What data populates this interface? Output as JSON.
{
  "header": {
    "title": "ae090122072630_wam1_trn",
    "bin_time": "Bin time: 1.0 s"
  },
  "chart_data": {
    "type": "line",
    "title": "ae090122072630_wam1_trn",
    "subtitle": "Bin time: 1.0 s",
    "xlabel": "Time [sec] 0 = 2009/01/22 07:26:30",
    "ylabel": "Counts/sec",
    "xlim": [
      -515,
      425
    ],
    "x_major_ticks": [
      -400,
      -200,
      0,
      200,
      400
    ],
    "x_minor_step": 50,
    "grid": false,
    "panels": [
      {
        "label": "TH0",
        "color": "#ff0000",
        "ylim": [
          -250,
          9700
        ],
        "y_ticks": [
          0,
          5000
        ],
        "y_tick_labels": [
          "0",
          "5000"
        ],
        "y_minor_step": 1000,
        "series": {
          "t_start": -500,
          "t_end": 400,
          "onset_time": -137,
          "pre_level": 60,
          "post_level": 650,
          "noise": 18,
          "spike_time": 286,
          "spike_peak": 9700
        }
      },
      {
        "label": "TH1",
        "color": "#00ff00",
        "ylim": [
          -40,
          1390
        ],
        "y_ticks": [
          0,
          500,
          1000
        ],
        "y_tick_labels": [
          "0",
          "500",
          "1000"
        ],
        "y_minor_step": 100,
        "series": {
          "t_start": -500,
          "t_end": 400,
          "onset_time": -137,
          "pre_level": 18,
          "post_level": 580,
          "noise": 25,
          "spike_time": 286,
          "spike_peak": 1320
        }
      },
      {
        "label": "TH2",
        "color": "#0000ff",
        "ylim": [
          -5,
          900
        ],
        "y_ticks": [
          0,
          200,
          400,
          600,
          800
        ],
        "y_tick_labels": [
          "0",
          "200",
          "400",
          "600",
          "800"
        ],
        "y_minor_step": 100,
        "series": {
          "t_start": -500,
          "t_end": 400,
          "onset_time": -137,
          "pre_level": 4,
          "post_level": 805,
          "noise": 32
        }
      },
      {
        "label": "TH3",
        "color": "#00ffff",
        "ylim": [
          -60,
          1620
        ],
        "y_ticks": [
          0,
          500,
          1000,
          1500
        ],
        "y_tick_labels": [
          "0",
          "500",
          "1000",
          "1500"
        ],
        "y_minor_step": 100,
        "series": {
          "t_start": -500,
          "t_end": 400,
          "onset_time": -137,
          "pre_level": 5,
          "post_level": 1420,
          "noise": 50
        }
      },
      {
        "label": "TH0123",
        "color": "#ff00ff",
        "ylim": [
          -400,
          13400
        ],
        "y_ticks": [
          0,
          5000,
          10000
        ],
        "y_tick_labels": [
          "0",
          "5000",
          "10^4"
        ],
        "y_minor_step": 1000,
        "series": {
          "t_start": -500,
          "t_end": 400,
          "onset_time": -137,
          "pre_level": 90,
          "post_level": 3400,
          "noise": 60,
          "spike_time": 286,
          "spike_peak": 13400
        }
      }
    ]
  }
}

> [The request]:
Return all of the data precisely as it appears.

> [Complete output]:
What data populates this interface? Output as JSON.
{
  "header": {
    "title": "ae090122072630_wam1_trn",
    "bin_time": "Bin time: 1.0 s"
  },
  "chart_data": {
    "type": "line",
    "title": "ae090122072630_wam1_trn",
    "subtitle": "Bin time: 1.0 s",
    "xlabel": "Time [sec] 0 = 2009/01/22 07:26:30",
    "ylabel": "Counts/sec",
    "xlim": [
      -515,
      425
    ],
    "x_major_ticks": [
      -400,
      -200,
      0,
      200,
      400
    ],
    "x_minor_step": 50,
    "grid": false,
    "panels": [
      {
        "label": "TH0",
        "color": "#ff0000",
        "ylim": [
          -250,
          9700
        ],
        "y_ticks": [
          0,
          5000
        ],
        "y_tick_labels": [
          "0",
          "5000"
        ],
        "y_minor_step": 1000,
        "series": {
          "t_start": -500,
          "t_end": 400,
          "onset_time": -137,
          "pre_level": 60,
          "post_level": 650,
          "noise": 18,
          "spike_time": 286,
          "spike_peak": 9700
        }
      },
      {
        "label": "TH1",
        "color": "#00ff00",
        "ylim": [
          -40,
          1390
        ],
        "y_ticks": [
          0,
          500,
          1000
        ],
        "y_tick_labels": [
          "0",
          "500",
          "1000"
        ],
        "y_minor_step": 100,
        "series": {
          "t_start": -500,
          "t_end": 400,
          "onset_time": -137,
          "pre_level": 18,
          "post_level": 580,
          "noise": 25,
          "spike_time": 286,
          "spike_peak": 1320
        }
      },
      {
        "label": "TH2",
        "color": "#0000ff",
        "ylim": [
          -5,
          900
        ],
        "y_ticks": [
          0,
          200,
          400,
          600,
          800
        ],
        "y_tick_labels": [
          "0",
          "200",
          "400",
          "600",
          "800"
        ],
        "y_minor_step": 100,
        "series": {
          "t_start": -500,
          "t_end": 400,
          "onset_time": -137,
          "pre_level": 4,
          "post_level": 805,
          "noise": 32
        }
      },
      {
        "label": "TH3",
        "color": "#00ffff",
        "ylim": [
          -60,
          1620
        ],
        "y_ticks": [
          0,
          500,
          1000,
          1500
        ],
        "y_tick_labels": [
          "0",
          "500",
          "1000",
          "1500"
        ],
        "y_minor_step": 100,
        "series": {
          "t_start": -500,
          "t_end": 400,
          "onset_time": -137,
          "pre_level": 5,
          "post_level": 1420,
          "noise": 50
        }
      },
      {
        "label": "TH0123",
        "color": "#ff00ff",
        "ylim": [
          -400,
          13400
        ],
        "y_ticks": [
          0,
          5000,
          10000
        ],
        "y_tick_labels": [
          "0",
          "5000",
          "10^4"
        ],
        "y_minor_step": 1000,
        "series": {
          "t_start": -500,
          "t_end": 400,
          "onset_time": -137,
          "pre_level": 90,
          "post_level": 3400,
          "noise": 60,
          "spike_time": 286,
          "spike_peak": 13400
        }
      }
    ]
  }
}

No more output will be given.